[Begin Listing]

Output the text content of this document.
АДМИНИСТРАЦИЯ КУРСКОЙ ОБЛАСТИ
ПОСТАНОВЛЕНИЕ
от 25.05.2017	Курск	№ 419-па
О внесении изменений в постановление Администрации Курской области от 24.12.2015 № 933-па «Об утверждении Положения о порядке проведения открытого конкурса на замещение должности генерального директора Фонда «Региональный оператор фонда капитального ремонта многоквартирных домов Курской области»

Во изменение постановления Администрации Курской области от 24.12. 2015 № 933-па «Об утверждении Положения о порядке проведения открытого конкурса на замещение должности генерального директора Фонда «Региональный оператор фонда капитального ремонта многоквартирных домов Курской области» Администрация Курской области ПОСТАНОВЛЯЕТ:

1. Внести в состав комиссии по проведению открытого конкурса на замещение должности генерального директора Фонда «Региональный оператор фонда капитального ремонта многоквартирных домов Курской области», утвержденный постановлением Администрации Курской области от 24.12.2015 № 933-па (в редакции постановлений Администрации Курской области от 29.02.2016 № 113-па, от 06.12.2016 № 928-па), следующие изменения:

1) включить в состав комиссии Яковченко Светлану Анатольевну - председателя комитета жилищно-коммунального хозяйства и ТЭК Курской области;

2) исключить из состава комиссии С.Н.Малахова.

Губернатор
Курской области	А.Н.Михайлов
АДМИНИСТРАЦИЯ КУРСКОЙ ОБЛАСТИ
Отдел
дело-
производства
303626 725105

[End Listing]

(What is required): Copy all lines of the listing above that contain the string "порядке".

(Task solution):
О внесении изменений в постановление Администрации Курской области от 24.12.2015 № 933-па «Об утверждении Положения о порядке проведения открытого конкурса на замещение должности генерального директора Фонда «Региональный оператор фонда капитального ремонта многоквартирных домов Курской области»
Во изменение постановления Администрации Курской области от 24.12. 2015 № 933-па «Об утверждении Положения о порядке проведения открытого конкурса на замещение должности генерального директора Фонда «Региональный оператор фонда капитального ремонта многоквартирных домов Курской области» Администрация Курской области ПОСТАНОВЛЯЕТ:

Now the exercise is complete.